### Aim
Leave out every picture, then transcribe the rest of the listing exactly.

--------------------------------

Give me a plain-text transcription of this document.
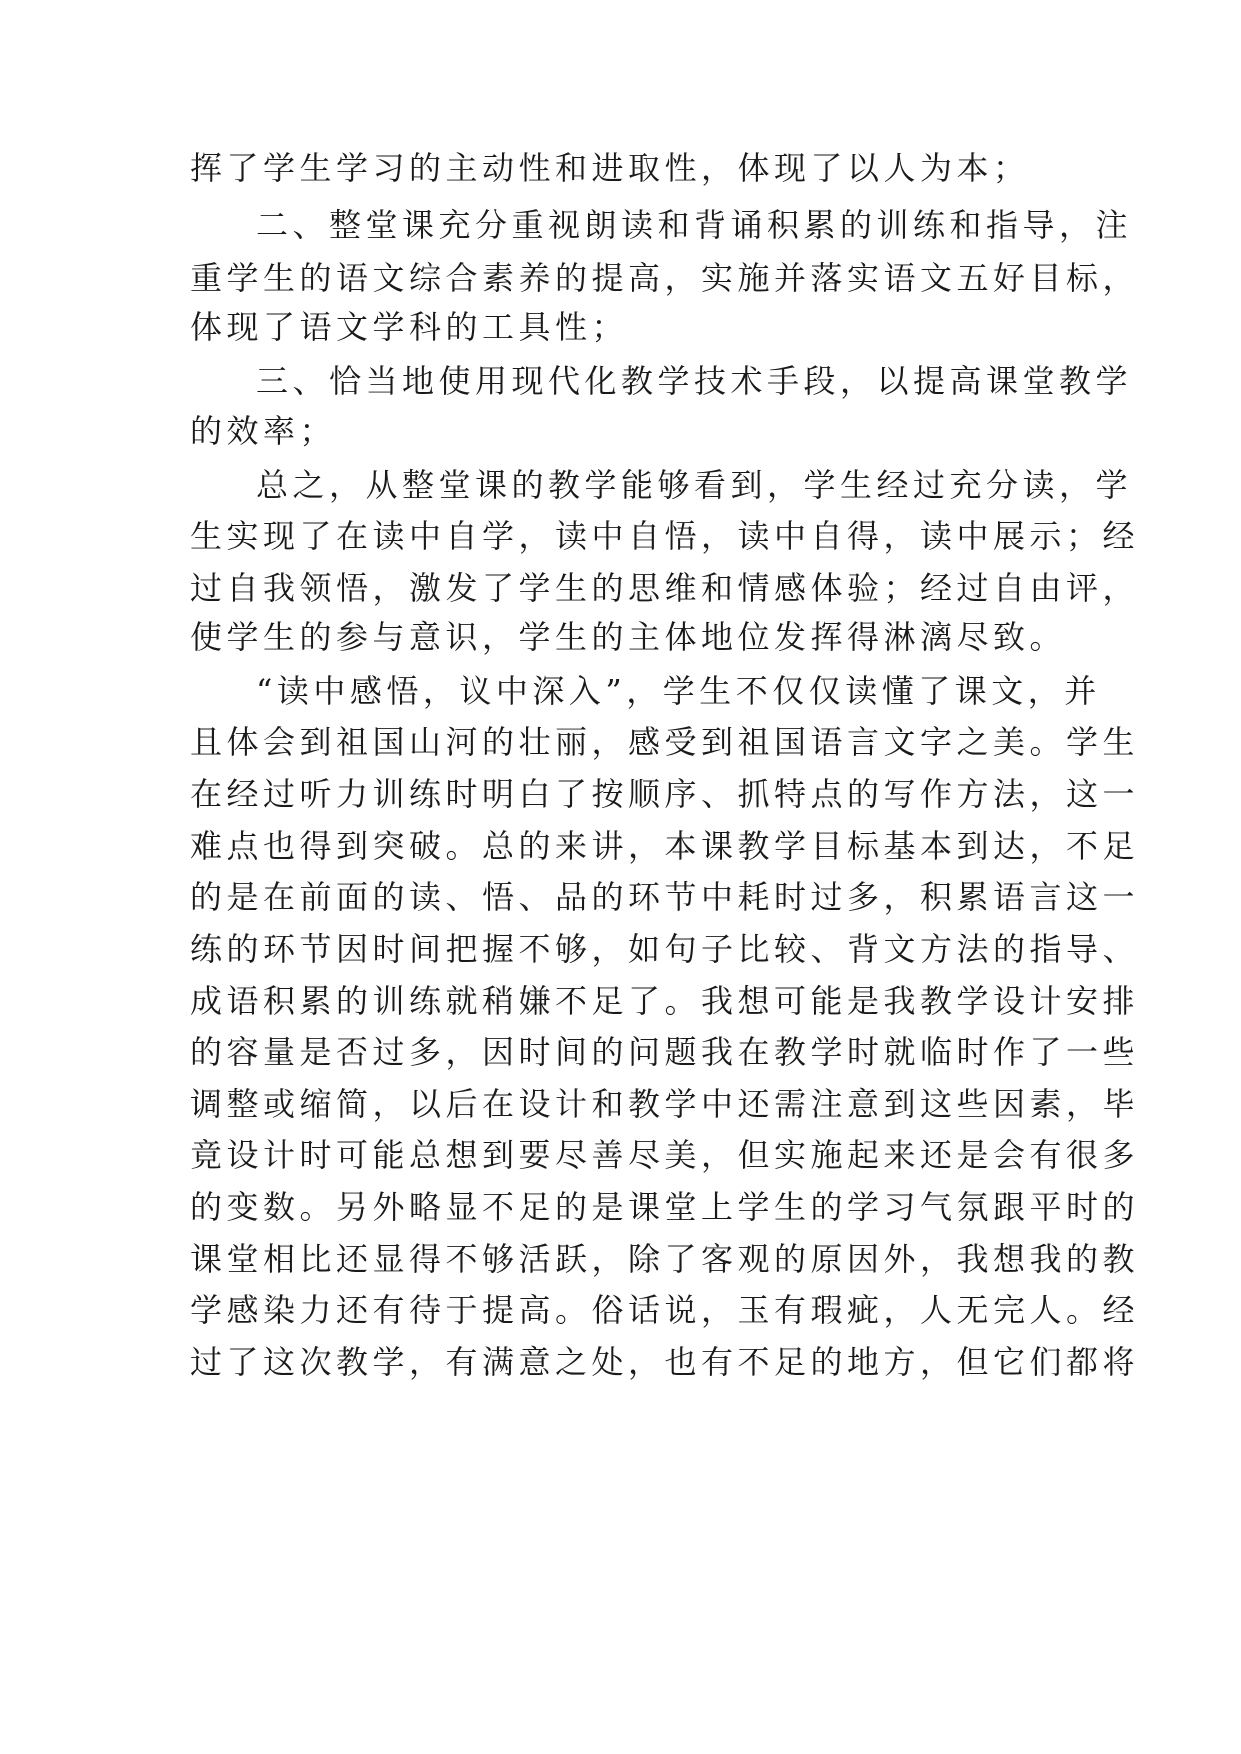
挥了学生学习的主动性和进取性，体现了以人为本；
二、整堂课充分重视朗读和背诵积累的训练和指导，注
重学生的语文综合素养的提高，实施并落实语文五好目标，
体现了语文学科的工具性；
三、恰当地使用现代化教学技术手段，以提高课堂教学
的效率；
总之，从整堂课的教学能够看到，学生经过充分读，学
生实现了在读中自学，读中自悟，读中自得，读中展示；经
过自我领悟，激发了学生的思维和情感体验；经过自由评，
使学生的参与意识，学生的主体地位发挥得淋漓尽致。
“读中感悟，议中深入”，学生不仅仅读懂了课文，并
且体会到祖国山河的壮丽，感受到祖国语言文字之美。学生
在经过听力训练时明白了按顺序、抓特点的写作方法，这一
难点也得到突破。总的来讲，本课教学目标基本到达，不足
的是在前面的读、悟、品的环节中耗时过多，积累语言这一
练的环节因时间把握不够，如句子比较、背文方法的指导、
成语积累的训练就稍嫌不足了。我想可能是我教学设计安排
的容量是否过多，因时间的问题我在教学时就临时作了一些
调整或缩简，以后在设计和教学中还需注意到这些因素，毕
竟设计时可能总想到要尽善尽美，但实施起来还是会有很多
的变数。另外略显不足的是课堂上学生的学习气氛跟平时的
课堂相比还显得不够活跃，除了客观的原因外，我想我的教
学感染力还有待于提高。俗话说，玉有瑕疵，人无完人。经
过了这次教学，有满意之处，也有不足的地方，但它们都将
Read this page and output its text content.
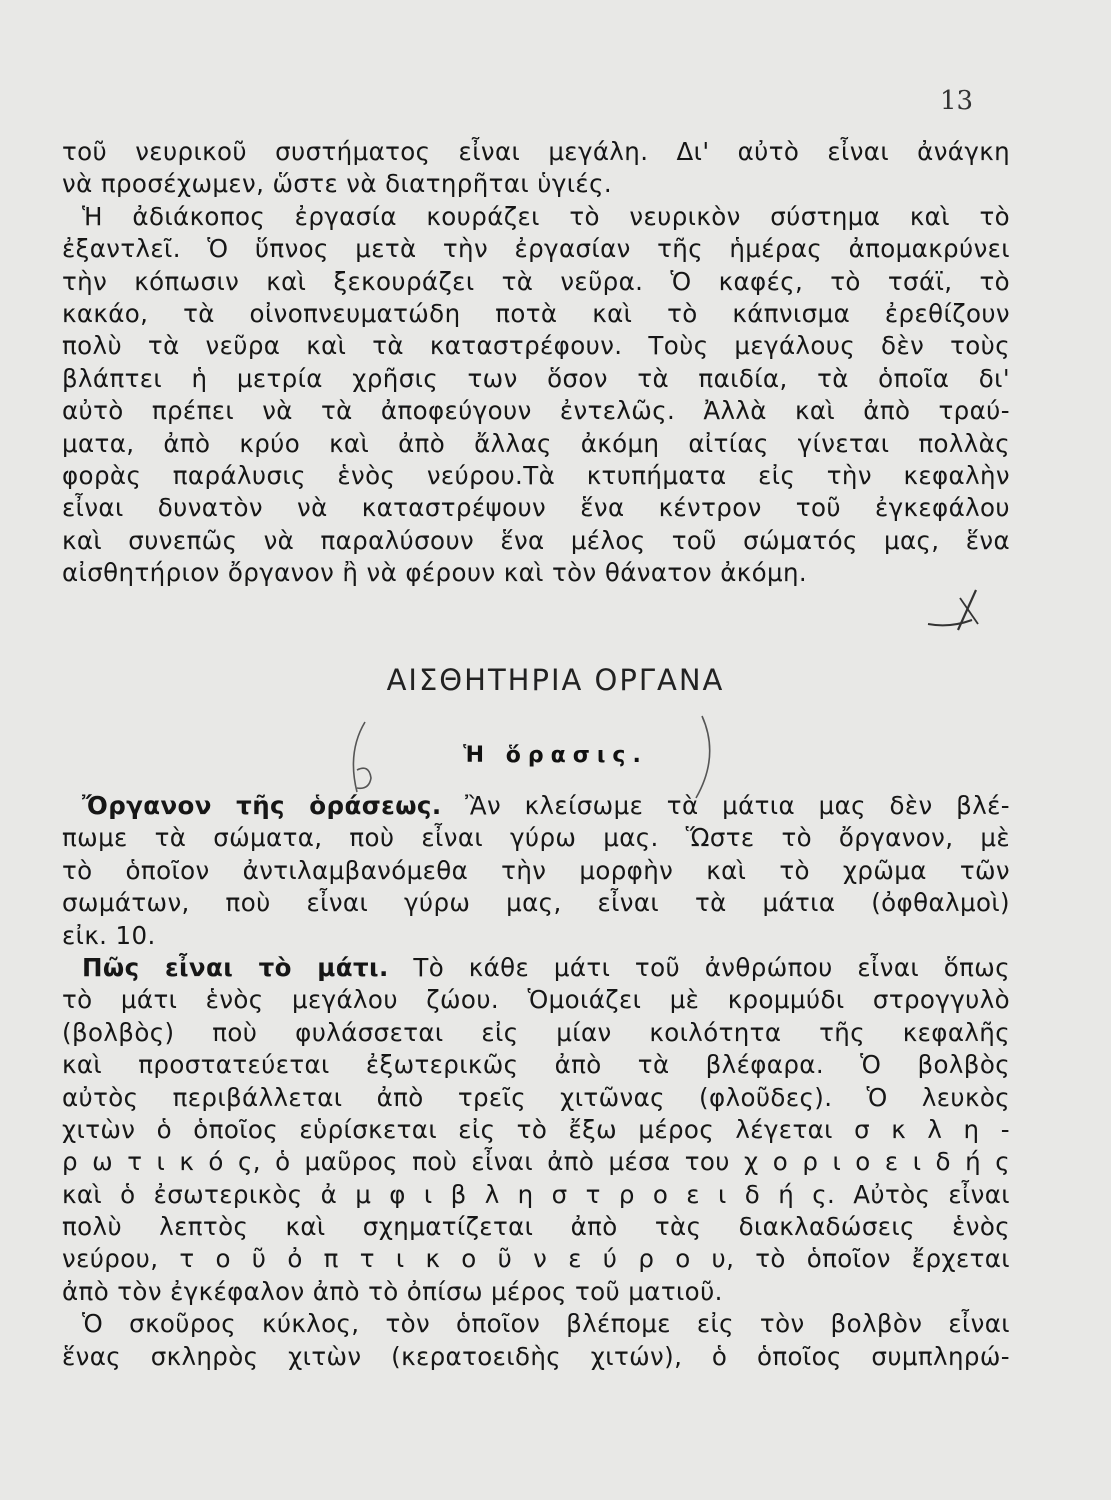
13
τοῦ νευρικοῦ συστήματος εἶναι μεγάλη. Δι' αὐτὸ εἶναι ἀνάγκη
νὰ προσέχωμεν, ὥστε νὰ διατηρῆται ὑγιές.
Ἡ ἀδιάκοπος ἐργασία κουράζει τὸ νευρικὸν σύστημα καὶ τὸ
ἐξαντλεῖ. Ὁ ὕπνος μετὰ τὴν ἐργασίαν τῆς ἡμέρας ἀπομακρύνει
τὴν κόπωσιν καὶ ξεκουράζει τὰ νεῦρα. Ὁ καφές, τὸ τσάϊ, τὸ
κακάο, τὰ οἰνοπνευματώδη ποτὰ καὶ τὸ κάπνισμα ἐρεθίζουν
πολὺ τὰ νεῦρα καὶ τὰ καταστρέφουν. Τοὺς μεγάλους δὲν τοὺς
βλάπτει ἡ μετρία χρῆσις των ὅσον τὰ παιδία, τὰ ὁποῖα δι'
αὐτὸ πρέπει νὰ τὰ ἀποφεύγουν ἐντελῶς. Ἀλλὰ καὶ ἀπὸ τραύ-
ματα, ἀπὸ κρύο καὶ ἀπὸ ἄλλας ἀκόμη αἰτίας γίνεται πολλὰς
φορὰς παράλυσις ἑνὸς νεύρου.Τὰ κτυπήματα εἰς τὴν κεφαλὴν
εἶναι δυνατὸν νὰ καταστρέψουν ἕνα κέντρον τοῦ ἐγκεφάλου
καὶ συνεπῶς νὰ παραλύσουν ἕνα μέλος τοῦ σώματός μας, ἕνα
αἰσθητήριον ὄργανον ἢ νὰ φέρουν καὶ τὸν θάνατον ἀκόμη.
ΑΙΣΘΗΤΗΡΙΑ ΟΡΓΑΝΑ
Ἡ ὅρασις.
Ὄργανον τῆς ὁράσεως. Ἂν κλείσωμε τὰ μάτια μας δὲν βλέ-
πωμε τὰ σώματα, ποὺ εἶναι γύρω μας. Ὥστε τὸ ὄργανον, μὲ
τὸ ὁποῖον ἀντιλαμβανόμεθα τὴν μορφὴν καὶ τὸ χρῶμα τῶν
σωμάτων, ποὺ εἶναι γύρω μας, εἶναι τὰ μάτια (ὀφθαλμοὶ)
εἰκ. 10.
Πῶς εἶναι τὸ μάτι. Τὸ κάθε μάτι τοῦ ἀνθρώπου εἶναι ὅπως
τὸ μάτι ἑνὸς μεγάλου ζώου. Ὁμοιάζει μὲ κρομμύδι στρογγυλὸ
(βολβὸς) ποὺ φυλάσσεται εἰς μίαν κοιλότητα τῆς κεφαλῆς
καὶ προστατεύεται ἐξωτερικῶς ἀπὸ τὰ βλέφαρα. Ὁ βολβὸς
αὐτὸς περιβάλλεται ἀπὸ τρεῖς χιτῶνας (φλοῦδες). Ὁ λευκὸς
χιτὼν ὁ ὁποῖος εὑρίσκεται εἰς τὸ ἔξω μέρος λέγεται σ κ λ η -
ρ ω τ ι κ ό ς, ὁ μαῦρος ποὺ εἶναι ἀπὸ μέσα του χ ο ρ ι ο ε ι δ ή ς
καὶ ὁ ἐσωτερικὸς ἀ μ φ ι β λ η σ τ ρ ο ε ι δ ή ς. Αὐτὸς εἶναι
πολὺ λεπτὸς καὶ σχηματίζεται ἀπὸ τὰς διακλαδώσεις ἑνὸς
νεύρου, τ ο ῦ ὀ π τ ι κ ο ῦ ν ε ύ ρ ο υ, τὸ ὁποῖον ἔρχεται
ἀπὸ τὸν ἐγκέφαλον ἀπὸ τὸ ὀπίσω μέρος τοῦ ματιοῦ.
Ὁ σκοῦρος κύκλος, τὸν ὁποῖον βλέπομε εἰς τὸν βολβὸν εἶναι
ἕνας σκληρὸς χιτὼν (κερατοειδὴς χιτών), ὁ ὁποῖος συμπληρώ-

--------------------------------

### Result of the exercise
Give me a plain-text transcription of this document.
挥了学生学习的主动性和进取性，体现了以人为本；
二、整堂课充分重视朗读和背诵积累的训练和指导，注
重学生的语文综合素养的提高，实施并落实语文五好目标，
体现了语文学科的工具性；
三、恰当地使用现代化教学技术手段，以提高课堂教学
的效率；
总之，从整堂课的教学能够看到，学生经过充分读，学
生实现了在读中自学，读中自悟，读中自得，读中展示；经
过自我领悟，激发了学生的思维和情感体验；经过自由评，
使学生的参与意识，学生的主体地位发挥得淋漓尽致。
“读中感悟，议中深入”，学生不仅仅读懂了课文，并
且体会到祖国山河的壮丽，感受到祖国语言文字之美。学生
在经过听力训练时明白了按顺序、抓特点的写作方法，这一
难点也得到突破。总的来讲，本课教学目标基本到达，不足
的是在前面的读、悟、品的环节中耗时过多，积累语言这一
练的环节因时间把握不够，如句子比较、背文方法的指导、
成语积累的训练就稍嫌不足了。我想可能是我教学设计安排
的容量是否过多，因时间的问题我在教学时就临时作了一些
调整或缩简，以后在设计和教学中还需注意到这些因素，毕
竟设计时可能总想到要尽善尽美，但实施起来还是会有很多
的变数。另外略显不足的是课堂上学生的学习气氛跟平时的
课堂相比还显得不够活跃，除了客观的原因外，我想我的教
学感染力还有待于提高。俗话说，玉有瑕疵，人无完人。经
过了这次教学，有满意之处，也有不足的地方，但它们都将
Read this page and output its text content.
13
τοῦ νευρικοῦ συστήματος εἶναι μεγάλη. Δι' αὐτὸ εἶναι ἀνάγκη
νὰ προσέχωμεν, ὥστε νὰ διατηρῆται ὑγιές.
Ἡ ἀδιάκοπος ἐργασία κουράζει τὸ νευρικὸν σύστημα καὶ τὸ
ἐξαντλεῖ. Ὁ ὕπνος μετὰ τὴν ἐργασίαν τῆς ἡμέρας ἀπομακρύνει
τὴν κόπωσιν καὶ ξεκουράζει τὰ νεῦρα. Ὁ καφές, τὸ τσάϊ, τὸ
κακάο, τὰ οἰνοπνευματώδη ποτὰ καὶ τὸ κάπνισμα ἐρεθίζουν
πολὺ τὰ νεῦρα καὶ τὰ καταστρέφουν. Τοὺς μεγάλους δὲν τοὺς
βλάπτει ἡ μετρία χρῆσις των ὅσον τὰ παιδία, τὰ ὁποῖα δι'
αὐτὸ πρέπει νὰ τὰ ἀποφεύγουν ἐντελῶς. Ἀλλὰ καὶ ἀπὸ τραύ-
ματα, ἀπὸ κρύο καὶ ἀπὸ ἄλλας ἀκόμη αἰτίας γίνεται πολλὰς
φορὰς παράλυσις ἑνὸς νεύρου.Τὰ κτυπήματα εἰς τὴν κεφαλὴν
εἶναι δυνατὸν νὰ καταστρέψουν ἕνα κέντρον τοῦ ἐγκεφάλου
καὶ συνεπῶς νὰ παραλύσουν ἕνα μέλος τοῦ σώματός μας, ἕνα
αἰσθητήριον ὄργανον ἢ νὰ φέρουν καὶ τὸν θάνατον ἀκόμη.
ΑΙΣΘΗΤΗΡΙΑ ΟΡΓΑΝΑ
Ἡ ὅρασις.
Ὄργανον τῆς ὁράσεως. Ἂν κλείσωμε τὰ μάτια μας δὲν βλέ-
πωμε τὰ σώματα, ποὺ εἶναι γύρω μας. Ὥστε τὸ ὄργανον, μὲ
τὸ ὁποῖον ἀντιλαμβανόμεθα τὴν μορφὴν καὶ τὸ χρῶμα τῶν
σωμάτων, ποὺ εἶναι γύρω μας, εἶναι τὰ μάτια (ὀφθαλμοὶ)
εἰκ. 10.
Πῶς εἶναι τὸ μάτι. Τὸ κάθε μάτι τοῦ ἀνθρώπου εἶναι ὅπως
τὸ μάτι ἑνὸς μεγάλου ζώου. Ὁμοιάζει μὲ κρομμύδι στρογγυλὸ
(βολβὸς) ποὺ φυλάσσεται εἰς μίαν κοιλότητα τῆς κεφαλῆς
καὶ προστατεύεται ἐξωτερικῶς ἀπὸ τὰ βλέφαρα. Ὁ βολβὸς
αὐτὸς περιβάλλεται ἀπὸ τρεῖς χιτῶνας (φλοῦδες). Ὁ λευκὸς
χιτὼν ὁ ὁποῖος εὑρίσκεται εἰς τὸ ἔξω μέρος λέγεται σ κ λ η -
ρ ω τ ι κ ό ς, ὁ μαῦρος ποὺ εἶναι ἀπὸ μέσα του χ ο ρ ι ο ε ι δ ή ς
καὶ ὁ ἐσωτερικὸς ἀ μ φ ι β λ η σ τ ρ ο ε ι δ ή ς. Αὐτὸς εἶναι
πολὺ λεπτὸς καὶ σχηματίζεται ἀπὸ τὰς διακλαδώσεις ἑνὸς
νεύρου, τ ο ῦ ὀ π τ ι κ ο ῦ ν ε ύ ρ ο υ, τὸ ὁποῖον ἔρχεται
ἀπὸ τὸν ἐγκέφαλον ἀπὸ τὸ ὀπίσω μέρος τοῦ ματιοῦ.
Ὁ σκοῦρος κύκλος, τὸν ὁποῖον βλέπομε εἰς τὸν βολβὸν εἶναι
ἕνας σκληρὸς χιτὼν (κερατοειδὴς χιτών), ὁ ὁποῖος συμπληρώ-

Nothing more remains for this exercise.